(Dataset entries)

□ □ □ □ □

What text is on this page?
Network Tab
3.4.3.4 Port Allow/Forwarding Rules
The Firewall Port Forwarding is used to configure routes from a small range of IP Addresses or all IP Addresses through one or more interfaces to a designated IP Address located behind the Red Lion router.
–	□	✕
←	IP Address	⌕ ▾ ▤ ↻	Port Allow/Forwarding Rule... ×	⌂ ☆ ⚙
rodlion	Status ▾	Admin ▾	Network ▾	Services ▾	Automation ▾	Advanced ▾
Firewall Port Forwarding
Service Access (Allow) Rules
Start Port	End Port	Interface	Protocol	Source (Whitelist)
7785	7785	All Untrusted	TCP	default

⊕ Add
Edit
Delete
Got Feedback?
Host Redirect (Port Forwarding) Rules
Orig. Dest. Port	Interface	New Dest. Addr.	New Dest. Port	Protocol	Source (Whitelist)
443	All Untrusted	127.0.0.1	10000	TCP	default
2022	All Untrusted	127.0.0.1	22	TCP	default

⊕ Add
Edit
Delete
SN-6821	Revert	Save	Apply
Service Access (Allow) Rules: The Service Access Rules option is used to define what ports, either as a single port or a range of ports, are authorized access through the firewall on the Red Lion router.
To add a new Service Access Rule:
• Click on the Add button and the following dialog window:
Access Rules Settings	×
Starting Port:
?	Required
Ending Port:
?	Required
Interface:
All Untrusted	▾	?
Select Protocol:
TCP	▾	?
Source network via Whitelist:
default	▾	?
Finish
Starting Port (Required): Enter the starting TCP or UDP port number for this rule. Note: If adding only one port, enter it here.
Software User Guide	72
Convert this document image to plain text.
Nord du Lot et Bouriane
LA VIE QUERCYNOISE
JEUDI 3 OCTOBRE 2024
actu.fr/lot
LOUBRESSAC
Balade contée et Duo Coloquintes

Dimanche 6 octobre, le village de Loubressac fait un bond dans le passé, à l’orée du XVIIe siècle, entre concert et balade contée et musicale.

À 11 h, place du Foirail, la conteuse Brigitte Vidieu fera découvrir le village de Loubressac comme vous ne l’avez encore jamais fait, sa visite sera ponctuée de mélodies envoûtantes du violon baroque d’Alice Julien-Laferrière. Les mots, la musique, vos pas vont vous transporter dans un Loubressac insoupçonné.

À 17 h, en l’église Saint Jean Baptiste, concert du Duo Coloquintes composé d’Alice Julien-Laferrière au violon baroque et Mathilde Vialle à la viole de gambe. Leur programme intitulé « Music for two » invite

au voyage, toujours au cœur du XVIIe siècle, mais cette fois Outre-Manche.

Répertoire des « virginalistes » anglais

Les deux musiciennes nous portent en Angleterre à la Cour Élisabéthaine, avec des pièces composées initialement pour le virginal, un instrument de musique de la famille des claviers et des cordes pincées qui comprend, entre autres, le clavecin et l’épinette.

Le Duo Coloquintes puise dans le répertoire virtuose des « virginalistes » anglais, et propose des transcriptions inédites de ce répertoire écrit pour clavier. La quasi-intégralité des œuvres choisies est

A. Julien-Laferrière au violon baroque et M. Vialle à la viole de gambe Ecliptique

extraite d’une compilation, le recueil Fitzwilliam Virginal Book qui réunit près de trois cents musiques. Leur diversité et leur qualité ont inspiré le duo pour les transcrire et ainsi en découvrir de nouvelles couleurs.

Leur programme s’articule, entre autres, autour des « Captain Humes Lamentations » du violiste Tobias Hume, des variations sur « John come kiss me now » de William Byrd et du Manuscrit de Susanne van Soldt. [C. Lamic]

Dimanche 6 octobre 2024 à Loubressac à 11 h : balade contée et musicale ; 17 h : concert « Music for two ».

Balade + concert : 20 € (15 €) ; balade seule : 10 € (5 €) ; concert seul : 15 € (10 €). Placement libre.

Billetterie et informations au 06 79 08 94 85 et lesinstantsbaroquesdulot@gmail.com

□ □ □ □ □

**What is needed:** Produce an exact copy of every entry above.

**Response:**
What text is on this page?
Network Tab
3.4.3.4 Port Allow/Forwarding Rules
The Firewall Port Forwarding is used to configure routes from a small range of IP Addresses or all IP Addresses through one or more interfaces to a designated IP Address located behind the Red Lion router.
–	□	✕
←	IP Address	⌕ ▾ ▤ ↻	Port Allow/Forwarding Rule... ×	⌂ ☆ ⚙
rodlion	Status ▾	Admin ▾	Network ▾	Services ▾	Automation ▾	Advanced ▾
Firewall Port Forwarding
Service Access (Allow) Rules
Start Port	End Port	Interface	Protocol	Source (Whitelist)
7785	7785	All Untrusted	TCP	default

⊕ Add
Edit
Delete
Got Feedback?
Host Redirect (Port Forwarding) Rules
Orig. Dest. Port	Interface	New Dest. Addr.	New Dest. Port	Protocol	Source (Whitelist)
443	All Untrusted	127.0.0.1	10000	TCP	default
2022	All Untrusted	127.0.0.1	22	TCP	default

⊕ Add
Edit
Delete
SN-6821	Revert	Save	Apply
Service Access (Allow) Rules: The Service Access Rules option is used to define what ports, either as a single port or a range of ports, are authorized access through the firewall on the Red Lion router.
To add a new Service Access Rule:
• Click on the Add button and the following dialog window:
Access Rules Settings	×
Starting Port:
?	Required
Ending Port:
?	Required
Interface:
All Untrusted	▾	?
Select Protocol:
TCP	▾	?
Source network via Whitelist:
default	▾	?
Finish
Starting Port (Required): Enter the starting TCP or UDP port number for this rule. Note: If adding only one port, enter it here.
Software User Guide	72
Convert this document image to plain text.
Nord du Lot et Bouriane
LA VIE QUERCYNOISE
JEUDI 3 OCTOBRE 2024
actu.fr/lot
LOUBRESSAC
Balade contée et Duo Coloquintes

Dimanche 6 octobre, le village de Loubressac fait un bond dans le passé, à l’orée du XVIIe siècle, entre concert et balade contée et musicale.

À 11 h, place du Foirail, la conteuse Brigitte Vidieu fera découvrir le village de Loubressac comme vous ne l’avez encore jamais fait, sa visite sera ponctuée de mélodies envoûtantes du violon baroque d’Alice Julien-Laferrière. Les mots, la musique, vos pas vont vous transporter dans un Loubressac insoupçonné.

À 17 h, en l’église Saint Jean Baptiste, concert du Duo Coloquintes composé d’Alice Julien-Laferrière au violon baroque et Mathilde Vialle à la viole de gambe. Leur programme intitulé « Music for two » invite

au voyage, toujours au cœur du XVIIe siècle, mais cette fois Outre-Manche.

Répertoire des « virginalistes » anglais

Les deux musiciennes nous portent en Angleterre à la Cour Élisabéthaine, avec des pièces composées initialement pour le virginal, un instrument de musique de la famille des claviers et des cordes pincées qui comprend, entre autres, le clavecin et l’épinette.

Le Duo Coloquintes puise dans le répertoire virtuose des « virginalistes » anglais, et propose des transcriptions inédites de ce répertoire écrit pour clavier. La quasi-intégralité des œuvres choisies est

A. Julien-Laferrière au violon baroque et M. Vialle à la viole de gambe Ecliptique

extraite d’une compilation, le recueil Fitzwilliam Virginal Book qui réunit près de trois cents musiques. Leur diversité et leur qualité ont inspiré le duo pour les transcrire et ainsi en découvrir de nouvelles couleurs.

Leur programme s’articule, entre autres, autour des « Captain Humes Lamentations » du violiste Tobias Hume, des variations sur « John come kiss me now » de William Byrd et du Manuscrit de Susanne van Soldt. [C. Lamic]

Dimanche 6 octobre 2024 à Loubressac à 11 h : balade contée et musicale ; 17 h : concert « Music for two ».

Balade + concert : 20 € (15 €) ; balade seule : 10 € (5 €) ; concert seul : 15 € (10 €). Placement libre.

Billetterie et informations au 06 79 08 94 85 et lesinstantsbaroquesdulot@gmail.com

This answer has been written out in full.